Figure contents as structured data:
%%

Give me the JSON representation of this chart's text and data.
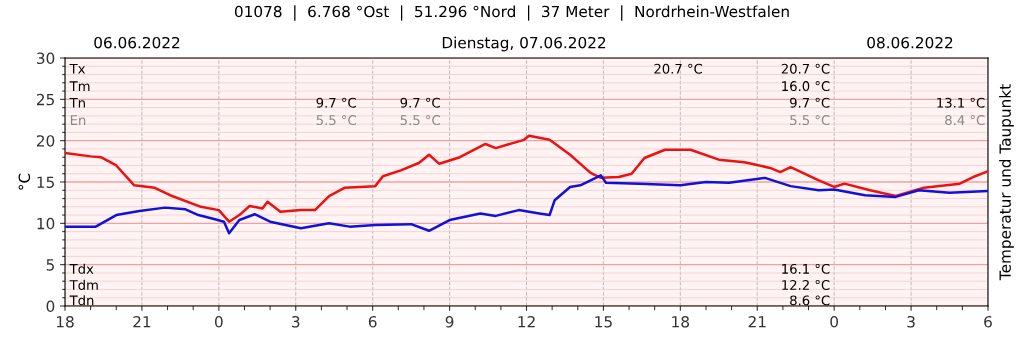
{
  "chart_data": {
    "type": "line",
    "title": "01078  |  6.768 °Ost  |  51.296 °Nord  |  37 Meter  |  Nordrhein-Westfalen",
    "ylabel": "°C",
    "y2label": "Temperatur und Taupunkt",
    "annotations": [
      "06.06.2022",
      "Dienstag, 07.06.2022",
      "08.06.2022",
      "Tx",
      "Tm",
      "Tn",
      "En",
      "9.7 °C",
      "5.5 °C",
      "9.7 °C",
      "5.5 °C",
      "20.7 °C",
      "20.7 °C",
      "16.0 °C",
      "9.7 °C",
      "5.5 °C",
      "13.1 °C",
      "8.4 °C",
      "Tdx",
      "Tdm",
      "Tdn",
      "16.1 °C",
      "12.2 °C",
      "8.6 °C"
    ],
    "xlim": [
      "2022-06-06T18:00",
      "2022-06-08T06:00"
    ],
    "xticks": [
      {
        "value": "2022-06-06T18:00",
        "label": "18"
      },
      {
        "value": "2022-06-06T21:00",
        "label": "21"
      },
      {
        "value": "2022-06-07T00:00",
        "label": "0"
      },
      {
        "value": "2022-06-07T03:00",
        "label": "3"
      },
      {
        "value": "2022-06-07T06:00",
        "label": "6"
      },
      {
        "value": "2022-06-07T09:00",
        "label": "9"
      },
      {
        "value": "2022-06-07T12:00",
        "label": "12"
      },
      {
        "value": "2022-06-07T15:00",
        "label": "15"
      },
      {
        "value": "2022-06-07T18:00",
        "label": "18"
      },
      {
        "value": "2022-06-07T21:00",
        "label": "21"
      },
      {
        "value": "2022-06-08T00:00",
        "label": "0"
      },
      {
        "value": "2022-06-08T03:00",
        "label": "3"
      },
      {
        "value": "2022-06-08T06:00",
        "label": "6"
      }
    ],
    "ylim": [
      0,
      30
    ],
    "yticks": [
      0,
      {
        "value": 1,
        "label": null
      },
      {
        "value": 2,
        "label": null
      },
      {
        "value": 3,
        "label": null
      },
      {
        "value": 4,
        "label": null
      },
      5,
      {
        "value": 6,
        "label": null
      },
      {
        "value": 7,
        "label": null
      },
      {
        "value": 8,
        "label": null
      },
      {
        "value": 9,
        "label": null
      },
      10,
      {
        "value": 11,
        "label": null
      },
      {
        "value": 12,
        "label": null
      },
      {
        "value": 13,
        "label": null
      },
      {
        "value": 14,
        "label": null
      },
      15,
      {
        "value": 16,
        "label": null
      },
      {
        "value": 17,
        "label": null
      },
      {
        "value": 18,
        "label": null
      },
      {
        "value": 19,
        "label": null
      },
      20,
      {
        "value": 21,
        "label": null
      },
      {
        "value": 22,
        "label": null
      },
      {
        "value": 23,
        "label": null
      },
      {
        "value": 24,
        "label": null
      },
      25,
      {
        "value": 26,
        "label": null
      },
      {
        "value": 27,
        "label": null
      },
      {
        "value": 28,
        "label": null
      },
      {
        "value": 29,
        "label": null
      },
      30
    ],
    "grid": true,
    "marker": "none",
    "line_style": "solid",
    "series": [
      {
        "color": "#ee1111",
        "x": [
          "2022-06-06T18:00",
          "2022-06-06T19:00",
          "2022-06-06T19:24",
          "2022-06-06T20:00",
          "2022-06-06T20:42",
          "2022-06-06T21:30",
          "2022-06-06T22:06",
          "2022-06-06T23:18",
          "2022-06-07T00:00",
          "2022-06-07T00:24",
          "2022-06-07T00:48",
          "2022-06-07T01:12",
          "2022-06-07T01:42",
          "2022-06-07T01:54",
          "2022-06-07T02:24",
          "2022-06-07T03:12",
          "2022-06-07T03:45",
          "2022-06-07T04:18",
          "2022-06-07T04:54",
          "2022-06-07T06:06",
          "2022-06-07T06:24",
          "2022-06-07T07:06",
          "2022-06-07T07:48",
          "2022-06-07T08:12",
          "2022-06-07T08:36",
          "2022-06-07T09:24",
          "2022-06-07T10:24",
          "2022-06-07T10:48",
          "2022-06-07T11:54",
          "2022-06-07T12:06",
          "2022-06-07T12:54",
          "2022-06-07T13:42",
          "2022-06-07T14:30",
          "2022-06-07T14:54",
          "2022-06-07T15:36",
          "2022-06-07T16:06",
          "2022-06-07T16:36",
          "2022-06-07T17:24",
          "2022-06-07T18:24",
          "2022-06-07T19:30",
          "2022-06-07T20:30",
          "2022-06-07T21:30",
          "2022-06-07T21:54",
          "2022-06-07T22:18",
          "2022-06-07T23:24",
          "2022-06-08T00:00",
          "2022-06-08T00:24",
          "2022-06-08T01:24",
          "2022-06-08T02:24",
          "2022-06-08T03:30",
          "2022-06-08T04:54",
          "2022-06-08T05:30",
          "2022-06-08T06:00"
        ],
        "values": [
          18.5,
          18.1,
          18.0,
          17.0,
          14.6,
          14.3,
          13.4,
          12.0,
          11.6,
          10.2,
          11.0,
          12.1,
          11.8,
          12.6,
          11.4,
          11.6,
          11.6,
          13.3,
          14.3,
          14.5,
          15.7,
          16.4,
          17.3,
          18.3,
          17.2,
          18.0,
          19.6,
          19.1,
          20.1,
          20.6,
          20.1,
          18.3,
          16.1,
          15.5,
          15.6,
          16.0,
          17.9,
          18.9,
          18.9,
          17.7,
          17.4,
          16.7,
          16.2,
          16.8,
          15.2,
          14.4,
          14.8,
          14.0,
          13.3,
          14.3,
          14.8,
          15.7,
          16.3
        ]
      },
      {
        "color": "#1111dd",
        "x": [
          "2022-06-06T18:00",
          "2022-06-06T19:12",
          "2022-06-06T20:00",
          "2022-06-06T20:54",
          "2022-06-06T21:54",
          "2022-06-06T22:42",
          "2022-06-06T23:12",
          "2022-06-06T23:51",
          "2022-06-07T00:12",
          "2022-06-07T00:24",
          "2022-06-07T00:48",
          "2022-06-07T01:24",
          "2022-06-07T02:00",
          "2022-06-07T03:12",
          "2022-06-07T04:18",
          "2022-06-07T05:06",
          "2022-06-07T06:06",
          "2022-06-07T07:30",
          "2022-06-07T08:12",
          "2022-06-07T09:00",
          "2022-06-07T10:12",
          "2022-06-07T10:48",
          "2022-06-07T11:42",
          "2022-06-07T12:30",
          "2022-06-07T12:54",
          "2022-06-07T13:06",
          "2022-06-07T13:42",
          "2022-06-07T14:06",
          "2022-06-07T14:54",
          "2022-06-07T15:06",
          "2022-06-07T16:24",
          "2022-06-07T18:00",
          "2022-06-07T19:00",
          "2022-06-07T19:54",
          "2022-06-07T21:18",
          "2022-06-07T22:18",
          "2022-06-07T23:24",
          "2022-06-08T00:00",
          "2022-06-08T01:12",
          "2022-06-08T02:24",
          "2022-06-08T03:18",
          "2022-06-08T04:30",
          "2022-06-08T06:00"
        ],
        "values": [
          9.6,
          9.6,
          11.0,
          11.5,
          11.9,
          11.7,
          11.0,
          10.5,
          10.2,
          8.8,
          10.4,
          11.1,
          10.2,
          9.4,
          10.0,
          9.6,
          9.8,
          9.9,
          9.1,
          10.4,
          11.2,
          10.9,
          11.6,
          11.2,
          11.0,
          12.8,
          14.4,
          14.6,
          15.8,
          14.9,
          14.8,
          14.6,
          15.0,
          14.9,
          15.5,
          14.5,
          14.0,
          14.1,
          13.4,
          13.2,
          14.0,
          13.7,
          13.9
        ]
      }
    ]
  }
}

%%

### TASK DETAILS
Print every entry above again without changing a word, and omit the pictures.

### SOLVED EXERCISE
Give me the JSON representation of this chart's text and data.
{
  "chart_data": {
    "type": "line",
    "title": "01078  |  6.768 °Ost  |  51.296 °Nord  |  37 Meter  |  Nordrhein-Westfalen",
    "ylabel": "°C",
    "y2label": "Temperatur und Taupunkt",
    "annotations": [
      "06.06.2022",
      "Dienstag, 07.06.2022",
      "08.06.2022",
      "Tx",
      "Tm",
      "Tn",
      "En",
      "9.7 °C",
      "5.5 °C",
      "9.7 °C",
      "5.5 °C",
      "20.7 °C",
      "20.7 °C",
      "16.0 °C",
      "9.7 °C",
      "5.5 °C",
      "13.1 °C",
      "8.4 °C",
      "Tdx",
      "Tdm",
      "Tdn",
      "16.1 °C",
      "12.2 °C",
      "8.6 °C"
    ],
    "xlim": [
      "2022-06-06T18:00",
      "2022-06-08T06:00"
    ],
    "xticks": [
      {
        "value": "2022-06-06T18:00",
        "label": "18"
      },
      {
        "value": "2022-06-06T21:00",
        "label": "21"
      },
      {
        "value": "2022-06-07T00:00",
        "label": "0"
      },
      {
        "value": "2022-06-07T03:00",
        "label": "3"
      },
      {
        "value": "2022-06-07T06:00",
        "label": "6"
      },
      {
        "value": "2022-06-07T09:00",
        "label": "9"
      },
      {
        "value": "2022-06-07T12:00",
        "label": "12"
      },
      {
        "value": "2022-06-07T15:00",
        "label": "15"
      },
      {
        "value": "2022-06-07T18:00",
        "label": "18"
      },
      {
        "value": "2022-06-07T21:00",
        "label": "21"
      },
      {
        "value": "2022-06-08T00:00",
        "label": "0"
      },
      {
        "value": "2022-06-08T03:00",
        "label": "3"
      },
      {
        "value": "2022-06-08T06:00",
        "label": "6"
      }
    ],
    "ylim": [
      0,
      30
    ],
    "yticks": [
      0,
      {
        "value": 1,
        "label": null
      },
      {
        "value": 2,
        "label": null
      },
      {
        "value": 3,
        "label": null
      },
      {
        "value": 4,
        "label": null
      },
      5,
      {
        "value": 6,
        "label": null
      },
      {
        "value": 7,
        "label": null
      },
      {
        "value": 8,
        "label": null
      },
      {
        "value": 9,
        "label": null
      },
      10,
      {
        "value": 11,
        "label": null
      },
      {
        "value": 12,
        "label": null
      },
      {
        "value": 13,
        "label": null
      },
      {
        "value": 14,
        "label": null
      },
      15,
      {
        "value": 16,
        "label": null
      },
      {
        "value": 17,
        "label": null
      },
      {
        "value": 18,
        "label": null
      },
      {
        "value": 19,
        "label": null
      },
      20,
      {
        "value": 21,
        "label": null
      },
      {
        "value": 22,
        "label": null
      },
      {
        "value": 23,
        "label": null
      },
      {
        "value": 24,
        "label": null
      },
      25,
      {
        "value": 26,
        "label": null
      },
      {
        "value": 27,
        "label": null
      },
      {
        "value": 28,
        "label": null
      },
      {
        "value": 29,
        "label": null
      },
      30
    ],
    "grid": true,
    "marker": "none",
    "line_style": "solid",
    "series": [
      {
        "color": "#ee1111",
        "x": [
          "2022-06-06T18:00",
          "2022-06-06T19:00",
          "2022-06-06T19:24",
          "2022-06-06T20:00",
          "2022-06-06T20:42",
          "2022-06-06T21:30",
          "2022-06-06T22:06",
          "2022-06-06T23:18",
          "2022-06-07T00:00",
          "2022-06-07T00:24",
          "2022-06-07T00:48",
          "2022-06-07T01:12",
          "2022-06-07T01:42",
          "2022-06-07T01:54",
          "2022-06-07T02:24",
          "2022-06-07T03:12",
          "2022-06-07T03:45",
          "2022-06-07T04:18",
          "2022-06-07T04:54",
          "2022-06-07T06:06",
          "2022-06-07T06:24",
          "2022-06-07T07:06",
          "2022-06-07T07:48",
          "2022-06-07T08:12",
          "2022-06-07T08:36",
          "2022-06-07T09:24",
          "2022-06-07T10:24",
          "2022-06-07T10:48",
          "2022-06-07T11:54",
          "2022-06-07T12:06",
          "2022-06-07T12:54",
          "2022-06-07T13:42",
          "2022-06-07T14:30",
          "2022-06-07T14:54",
          "2022-06-07T15:36",
          "2022-06-07T16:06",
          "2022-06-07T16:36",
          "2022-06-07T17:24",
          "2022-06-07T18:24",
          "2022-06-07T19:30",
          "2022-06-07T20:30",
          "2022-06-07T21:30",
          "2022-06-07T21:54",
          "2022-06-07T22:18",
          "2022-06-07T23:24",
          "2022-06-08T00:00",
          "2022-06-08T00:24",
          "2022-06-08T01:24",
          "2022-06-08T02:24",
          "2022-06-08T03:30",
          "2022-06-08T04:54",
          "2022-06-08T05:30",
          "2022-06-08T06:00"
        ],
        "values": [
          18.5,
          18.1,
          18.0,
          17.0,
          14.6,
          14.3,
          13.4,
          12.0,
          11.6,
          10.2,
          11.0,
          12.1,
          11.8,
          12.6,
          11.4,
          11.6,
          11.6,
          13.3,
          14.3,
          14.5,
          15.7,
          16.4,
          17.3,
          18.3,
          17.2,
          18.0,
          19.6,
          19.1,
          20.1,
          20.6,
          20.1,
          18.3,
          16.1,
          15.5,
          15.6,
          16.0,
          17.9,
          18.9,
          18.9,
          17.7,
          17.4,
          16.7,
          16.2,
          16.8,
          15.2,
          14.4,
          14.8,
          14.0,
          13.3,
          14.3,
          14.8,
          15.7,
          16.3
        ]
      },
      {
        "color": "#1111dd",
        "x": [
          "2022-06-06T18:00",
          "2022-06-06T19:12",
          "2022-06-06T20:00",
          "2022-06-06T20:54",
          "2022-06-06T21:54",
          "2022-06-06T22:42",
          "2022-06-06T23:12",
          "2022-06-06T23:51",
          "2022-06-07T00:12",
          "2022-06-07T00:24",
          "2022-06-07T00:48",
          "2022-06-07T01:24",
          "2022-06-07T02:00",
          "2022-06-07T03:12",
          "2022-06-07T04:18",
          "2022-06-07T05:06",
          "2022-06-07T06:06",
          "2022-06-07T07:30",
          "2022-06-07T08:12",
          "2022-06-07T09:00",
          "2022-06-07T10:12",
          "2022-06-07T10:48",
          "2022-06-07T11:42",
          "2022-06-07T12:30",
          "2022-06-07T12:54",
          "2022-06-07T13:06",
          "2022-06-07T13:42",
          "2022-06-07T14:06",
          "2022-06-07T14:54",
          "2022-06-07T15:06",
          "2022-06-07T16:24",
          "2022-06-07T18:00",
          "2022-06-07T19:00",
          "2022-06-07T19:54",
          "2022-06-07T21:18",
          "2022-06-07T22:18",
          "2022-06-07T23:24",
          "2022-06-08T00:00",
          "2022-06-08T01:12",
          "2022-06-08T02:24",
          "2022-06-08T03:18",
          "2022-06-08T04:30",
          "2022-06-08T06:00"
        ],
        "values": [
          9.6,
          9.6,
          11.0,
          11.5,
          11.9,
          11.7,
          11.0,
          10.5,
          10.2,
          8.8,
          10.4,
          11.1,
          10.2,
          9.4,
          10.0,
          9.6,
          9.8,
          9.9,
          9.1,
          10.4,
          11.2,
          10.9,
          11.6,
          11.2,
          11.0,
          12.8,
          14.4,
          14.6,
          15.8,
          14.9,
          14.8,
          14.6,
          15.0,
          14.9,
          15.5,
          14.5,
          14.0,
          14.1,
          13.4,
          13.2,
          14.0,
          13.7,
          13.9
        ]
      }
    ]
  }
}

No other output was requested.